Figure data in JSON:
*-*-*

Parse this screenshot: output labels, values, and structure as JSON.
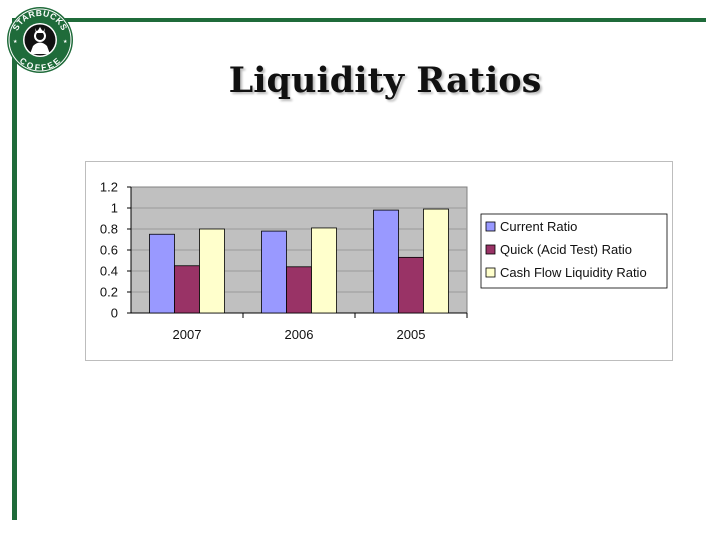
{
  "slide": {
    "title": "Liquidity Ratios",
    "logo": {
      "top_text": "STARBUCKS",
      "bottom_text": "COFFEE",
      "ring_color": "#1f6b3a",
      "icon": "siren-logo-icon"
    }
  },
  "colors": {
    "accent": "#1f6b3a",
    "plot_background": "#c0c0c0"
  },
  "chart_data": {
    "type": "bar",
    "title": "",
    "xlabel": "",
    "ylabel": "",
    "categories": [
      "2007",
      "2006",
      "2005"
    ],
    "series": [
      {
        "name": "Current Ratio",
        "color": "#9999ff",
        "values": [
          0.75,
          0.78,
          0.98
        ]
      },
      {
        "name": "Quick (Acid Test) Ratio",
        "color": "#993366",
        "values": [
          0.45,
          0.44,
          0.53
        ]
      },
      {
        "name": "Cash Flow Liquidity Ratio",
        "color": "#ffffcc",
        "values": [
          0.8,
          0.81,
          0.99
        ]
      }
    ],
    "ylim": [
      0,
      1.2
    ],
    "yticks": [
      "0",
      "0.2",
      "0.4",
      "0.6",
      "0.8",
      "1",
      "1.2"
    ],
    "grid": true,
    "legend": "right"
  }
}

*-*-*

Output the records above exactly as they are, leaving out the pictures.

**ANSWER TO THIS PROBLEM:**
Parse this screenshot: output labels, values, and structure as JSON.
{
  "slide": {
    "title": "Liquidity Ratios",
    "logo": {
      "top_text": "STARBUCKS",
      "bottom_text": "COFFEE",
      "ring_color": "#1f6b3a",
      "icon": "siren-logo-icon"
    }
  },
  "colors": {
    "accent": "#1f6b3a",
    "plot_background": "#c0c0c0"
  },
  "chart_data": {
    "type": "bar",
    "title": "",
    "xlabel": "",
    "ylabel": "",
    "categories": [
      "2007",
      "2006",
      "2005"
    ],
    "series": [
      {
        "name": "Current Ratio",
        "color": "#9999ff",
        "values": [
          0.75,
          0.78,
          0.98
        ]
      },
      {
        "name": "Quick (Acid Test) Ratio",
        "color": "#993366",
        "values": [
          0.45,
          0.44,
          0.53
        ]
      },
      {
        "name": "Cash Flow Liquidity Ratio",
        "color": "#ffffcc",
        "values": [
          0.8,
          0.81,
          0.99
        ]
      }
    ],
    "ylim": [
      0,
      1.2
    ],
    "yticks": [
      "0",
      "0.2",
      "0.4",
      "0.6",
      "0.8",
      "1",
      "1.2"
    ],
    "grid": true,
    "legend": "right"
  }
}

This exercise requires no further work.